Working data start
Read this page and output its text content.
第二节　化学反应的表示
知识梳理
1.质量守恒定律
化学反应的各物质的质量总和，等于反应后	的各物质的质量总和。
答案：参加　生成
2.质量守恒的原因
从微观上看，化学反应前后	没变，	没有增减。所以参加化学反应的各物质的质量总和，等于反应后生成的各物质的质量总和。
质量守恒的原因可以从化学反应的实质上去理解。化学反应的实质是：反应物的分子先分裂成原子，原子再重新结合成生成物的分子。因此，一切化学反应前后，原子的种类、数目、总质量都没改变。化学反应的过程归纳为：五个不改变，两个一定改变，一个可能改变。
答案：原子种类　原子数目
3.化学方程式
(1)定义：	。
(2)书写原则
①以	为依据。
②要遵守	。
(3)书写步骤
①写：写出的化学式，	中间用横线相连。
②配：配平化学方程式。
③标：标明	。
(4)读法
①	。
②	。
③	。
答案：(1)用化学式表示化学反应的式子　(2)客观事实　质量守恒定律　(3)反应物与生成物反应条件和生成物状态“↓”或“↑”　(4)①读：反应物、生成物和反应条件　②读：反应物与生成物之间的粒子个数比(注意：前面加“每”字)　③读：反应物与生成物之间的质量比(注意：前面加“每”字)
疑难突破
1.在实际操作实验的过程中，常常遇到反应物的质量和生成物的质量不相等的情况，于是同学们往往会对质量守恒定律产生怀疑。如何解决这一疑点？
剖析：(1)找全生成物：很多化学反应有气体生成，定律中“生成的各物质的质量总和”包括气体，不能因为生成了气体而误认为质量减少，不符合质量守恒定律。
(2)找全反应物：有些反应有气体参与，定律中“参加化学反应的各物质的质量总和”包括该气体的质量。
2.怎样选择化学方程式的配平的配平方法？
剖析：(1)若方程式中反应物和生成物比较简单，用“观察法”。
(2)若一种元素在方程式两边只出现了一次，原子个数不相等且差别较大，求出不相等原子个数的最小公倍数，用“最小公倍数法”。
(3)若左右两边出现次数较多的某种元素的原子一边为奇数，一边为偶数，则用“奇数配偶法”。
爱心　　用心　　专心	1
Working data end
Exercise brief -> All of the data needs to be printed once more, exactly.

In response ->
Read this page and output its text content.
第二节　化学反应的表示
知识梳理
1.质量守恒定律
化学反应的各物质的质量总和，等于反应后	的各物质的质量总和。
答案：参加　生成
2.质量守恒的原因
从微观上看，化学反应前后	没变，	没有增减。所以参加化学反应的各物质的质量总和，等于反应后生成的各物质的质量总和。
质量守恒的原因可以从化学反应的实质上去理解。化学反应的实质是：反应物的分子先分裂成原子，原子再重新结合成生成物的分子。因此，一切化学反应前后，原子的种类、数目、总质量都没改变。化学反应的过程归纳为：五个不改变，两个一定改变，一个可能改变。
答案：原子种类　原子数目
3.化学方程式
(1)定义：	。
(2)书写原则
①以	为依据。
②要遵守	。
(3)书写步骤
①写：写出的化学式，	中间用横线相连。
②配：配平化学方程式。
③标：标明	。
(4)读法
①	。
②	。
③	。
答案：(1)用化学式表示化学反应的式子　(2)客观事实　质量守恒定律　(3)反应物与生成物反应条件和生成物状态“↓”或“↑”　(4)①读：反应物、生成物和反应条件　②读：反应物与生成物之间的粒子个数比(注意：前面加“每”字)　③读：反应物与生成物之间的质量比(注意：前面加“每”字)
疑难突破
1.在实际操作实验的过程中，常常遇到反应物的质量和生成物的质量不相等的情况，于是同学们往往会对质量守恒定律产生怀疑。如何解决这一疑点？
剖析：(1)找全生成物：很多化学反应有气体生成，定律中“生成的各物质的质量总和”包括气体，不能因为生成了气体而误认为质量减少，不符合质量守恒定律。
(2)找全反应物：有些反应有气体参与，定律中“参加化学反应的各物质的质量总和”包括该气体的质量。
2.怎样选择化学方程式的配平的配平方法？
剖析：(1)若方程式中反应物和生成物比较简单，用“观察法”。
(2)若一种元素在方程式两边只出现了一次，原子个数不相等且差别较大，求出不相等原子个数的最小公倍数，用“最小公倍数法”。
(3)若左右两边出现次数较多的某种元素的原子一边为奇数，一边为偶数，则用“奇数配偶法”。
爱心　　用心　　专心	1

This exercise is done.